PROBLEM REQUIREMENTS:
Set down, in full, every record in the block.

PROVIDED INFORMATION:
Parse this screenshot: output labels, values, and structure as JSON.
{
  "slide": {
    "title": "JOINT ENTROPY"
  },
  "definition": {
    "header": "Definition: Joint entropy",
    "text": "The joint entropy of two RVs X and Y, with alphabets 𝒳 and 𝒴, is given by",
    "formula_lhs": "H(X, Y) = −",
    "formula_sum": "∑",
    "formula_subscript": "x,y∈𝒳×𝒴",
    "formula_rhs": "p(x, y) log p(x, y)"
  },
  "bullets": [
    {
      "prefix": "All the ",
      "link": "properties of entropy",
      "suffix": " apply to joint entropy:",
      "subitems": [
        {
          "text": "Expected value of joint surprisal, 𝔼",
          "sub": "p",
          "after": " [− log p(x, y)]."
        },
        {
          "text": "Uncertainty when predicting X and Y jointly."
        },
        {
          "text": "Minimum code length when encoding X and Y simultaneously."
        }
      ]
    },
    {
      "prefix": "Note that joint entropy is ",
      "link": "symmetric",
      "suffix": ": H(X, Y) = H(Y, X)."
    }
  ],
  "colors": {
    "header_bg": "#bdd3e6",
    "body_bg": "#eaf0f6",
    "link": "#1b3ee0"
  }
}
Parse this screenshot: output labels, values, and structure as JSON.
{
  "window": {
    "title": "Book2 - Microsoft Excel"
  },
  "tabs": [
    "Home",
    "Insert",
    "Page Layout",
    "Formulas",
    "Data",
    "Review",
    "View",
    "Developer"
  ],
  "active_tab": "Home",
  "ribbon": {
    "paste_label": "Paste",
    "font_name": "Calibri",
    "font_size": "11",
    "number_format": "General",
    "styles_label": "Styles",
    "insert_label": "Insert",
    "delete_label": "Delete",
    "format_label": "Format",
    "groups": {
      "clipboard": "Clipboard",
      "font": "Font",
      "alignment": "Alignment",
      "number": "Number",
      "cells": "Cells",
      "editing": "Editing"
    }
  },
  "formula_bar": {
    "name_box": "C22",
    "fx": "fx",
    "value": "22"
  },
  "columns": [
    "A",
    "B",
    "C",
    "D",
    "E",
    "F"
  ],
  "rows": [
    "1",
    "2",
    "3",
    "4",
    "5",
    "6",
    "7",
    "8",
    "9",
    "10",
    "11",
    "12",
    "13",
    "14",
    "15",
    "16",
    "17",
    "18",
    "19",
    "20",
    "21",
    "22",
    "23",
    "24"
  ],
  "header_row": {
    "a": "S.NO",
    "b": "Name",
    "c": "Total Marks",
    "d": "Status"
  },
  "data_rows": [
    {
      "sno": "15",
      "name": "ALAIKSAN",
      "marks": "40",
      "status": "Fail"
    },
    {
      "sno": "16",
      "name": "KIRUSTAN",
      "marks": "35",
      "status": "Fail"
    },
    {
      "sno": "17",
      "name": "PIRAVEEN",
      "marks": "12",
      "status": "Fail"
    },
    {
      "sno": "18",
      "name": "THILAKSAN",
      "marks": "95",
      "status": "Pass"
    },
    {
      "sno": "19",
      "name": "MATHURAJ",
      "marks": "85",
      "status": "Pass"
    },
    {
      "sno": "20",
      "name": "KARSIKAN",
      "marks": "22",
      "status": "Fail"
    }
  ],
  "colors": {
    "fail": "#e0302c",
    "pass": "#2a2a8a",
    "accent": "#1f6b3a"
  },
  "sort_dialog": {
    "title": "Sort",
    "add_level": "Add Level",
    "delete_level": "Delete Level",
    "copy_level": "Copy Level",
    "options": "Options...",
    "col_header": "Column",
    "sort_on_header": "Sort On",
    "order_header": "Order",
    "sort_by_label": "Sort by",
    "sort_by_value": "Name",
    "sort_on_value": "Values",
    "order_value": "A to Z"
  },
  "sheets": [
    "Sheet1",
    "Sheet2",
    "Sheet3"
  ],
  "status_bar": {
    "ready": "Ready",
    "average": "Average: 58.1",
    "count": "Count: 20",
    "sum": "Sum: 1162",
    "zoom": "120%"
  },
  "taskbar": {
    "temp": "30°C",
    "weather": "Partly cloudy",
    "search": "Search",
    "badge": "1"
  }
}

TASK OUTPUT:
Parse this screenshot: output labels, values, and structure as JSON.
{
  "slide": {
    "title": "JOINT ENTROPY"
  },
  "definition": {
    "header": "Definition: Joint entropy",
    "text": "The joint entropy of two RVs X and Y, with alphabets 𝒳 and 𝒴, is given by",
    "formula_lhs": "H(X, Y) = −",
    "formula_sum": "∑",
    "formula_subscript": "x,y∈𝒳×𝒴",
    "formula_rhs": "p(x, y) log p(x, y)"
  },
  "bullets": [
    {
      "prefix": "All the ",
      "link": "properties of entropy",
      "suffix": " apply to joint entropy:",
      "subitems": [
        {
          "text": "Expected value of joint surprisal, 𝔼",
          "sub": "p",
          "after": " [− log p(x, y)]."
        },
        {
          "text": "Uncertainty when predicting X and Y jointly."
        },
        {
          "text": "Minimum code length when encoding X and Y simultaneously."
        }
      ]
    },
    {
      "prefix": "Note that joint entropy is ",
      "link": "symmetric",
      "suffix": ": H(X, Y) = H(Y, X)."
    }
  ],
  "colors": {
    "header_bg": "#bdd3e6",
    "body_bg": "#eaf0f6",
    "link": "#1b3ee0"
  }
}
Parse this screenshot: output labels, values, and structure as JSON.
{
  "window": {
    "title": "Book2 - Microsoft Excel"
  },
  "tabs": [
    "Home",
    "Insert",
    "Page Layout",
    "Formulas",
    "Data",
    "Review",
    "View",
    "Developer"
  ],
  "active_tab": "Home",
  "ribbon": {
    "paste_label": "Paste",
    "font_name": "Calibri",
    "font_size": "11",
    "number_format": "General",
    "styles_label": "Styles",
    "insert_label": "Insert",
    "delete_label": "Delete",
    "format_label": "Format",
    "groups": {
      "clipboard": "Clipboard",
      "font": "Font",
      "alignment": "Alignment",
      "number": "Number",
      "cells": "Cells",
      "editing": "Editing"
    }
  },
  "formula_bar": {
    "name_box": "C22",
    "fx": "fx",
    "value": "22"
  },
  "columns": [
    "A",
    "B",
    "C",
    "D",
    "E",
    "F"
  ],
  "rows": [
    "1",
    "2",
    "3",
    "4",
    "5",
    "6",
    "7",
    "8",
    "9",
    "10",
    "11",
    "12",
    "13",
    "14",
    "15",
    "16",
    "17",
    "18",
    "19",
    "20",
    "21",
    "22",
    "23",
    "24"
  ],
  "header_row": {
    "a": "S.NO",
    "b": "Name",
    "c": "Total Marks",
    "d": "Status"
  },
  "data_rows": [
    {
      "sno": "15",
      "name": "ALAIKSAN",
      "marks": "40",
      "status": "Fail"
    },
    {
      "sno": "16",
      "name": "KIRUSTAN",
      "marks": "35",
      "status": "Fail"
    },
    {
      "sno": "17",
      "name": "PIRAVEEN",
      "marks": "12",
      "status": "Fail"
    },
    {
      "sno": "18",
      "name": "THILAKSAN",
      "marks": "95",
      "status": "Pass"
    },
    {
      "sno": "19",
      "name": "MATHURAJ",
      "marks": "85",
      "status": "Pass"
    },
    {
      "sno": "20",
      "name": "KARSIKAN",
      "marks": "22",
      "status": "Fail"
    }
  ],
  "colors": {
    "fail": "#e0302c",
    "pass": "#2a2a8a",
    "accent": "#1f6b3a"
  },
  "sort_dialog": {
    "title": "Sort",
    "add_level": "Add Level",
    "delete_level": "Delete Level",
    "copy_level": "Copy Level",
    "options": "Options...",
    "col_header": "Column",
    "sort_on_header": "Sort On",
    "order_header": "Order",
    "sort_by_label": "Sort by",
    "sort_by_value": "Name",
    "sort_on_value": "Values",
    "order_value": "A to Z"
  },
  "sheets": [
    "Sheet1",
    "Sheet2",
    "Sheet3"
  ],
  "status_bar": {
    "ready": "Ready",
    "average": "Average: 58.1",
    "count": "Count: 20",
    "sum": "Sum: 1162",
    "zoom": "120%"
  },
  "taskbar": {
    "temp": "30°C",
    "weather": "Partly cloudy",
    "search": "Search",
    "badge": "1"
  }
}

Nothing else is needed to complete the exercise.